INSTRUCTION:
Select the lines below containing the word "bins".

[Figure record extracts]
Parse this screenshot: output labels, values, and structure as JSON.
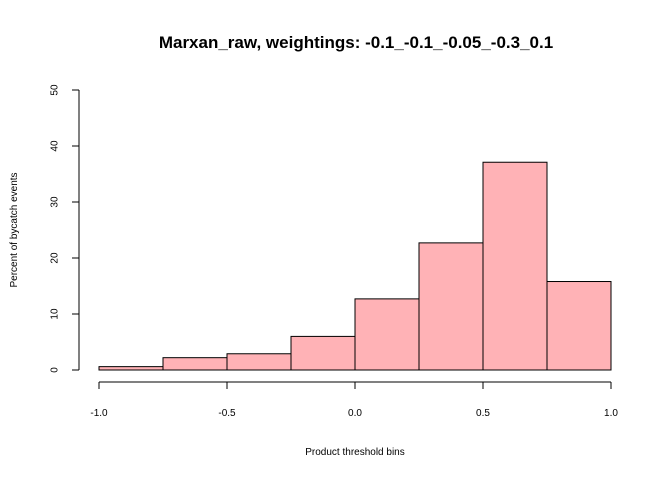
{
  "chart_data": {
    "type": "bar",
    "title": "Marxan_raw, weightings: -0.1_-0.1_-0.05_-0.3_0.1",
    "xlabel": "Product threshold bins",
    "ylabel": "Percent of bycatch events",
    "xlim": [
      -1.0,
      1.0
    ],
    "ylim": [
      0,
      50
    ],
    "x_ticks": [
      -1.0,
      -0.5,
      0.0,
      0.5,
      1.0
    ],
    "x_tick_labels": [
      "-1.0",
      "-0.5",
      "0.0",
      "0.5",
      "1.0"
    ],
    "y_ticks": [
      0,
      10,
      20,
      30,
      40,
      50
    ],
    "y_tick_labels": [
      "0",
      "10",
      "20",
      "30",
      "40",
      "50"
    ],
    "bins": [
      {
        "from": -1.0,
        "to": -0.75,
        "value": 0.6
      },
      {
        "from": -0.75,
        "to": -0.5,
        "value": 2.2
      },
      {
        "from": -0.5,
        "to": -0.25,
        "value": 2.9
      },
      {
        "from": -0.25,
        "to": 0.0,
        "value": 6.0
      },
      {
        "from": 0.0,
        "to": 0.25,
        "value": 12.7
      },
      {
        "from": 0.25,
        "to": 0.5,
        "value": 22.7
      },
      {
        "from": 0.5,
        "to": 0.75,
        "value": 37.1
      },
      {
        "from": 0.75,
        "to": 1.0,
        "value": 15.8
      }
    ],
    "bar_color": "#ffb2b6",
    "grid": false,
    "legend": "none"
  }
}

OUTPUT FOR THIS EXERCISE:
    "xlabel": "Product threshold bins",
    "bins": [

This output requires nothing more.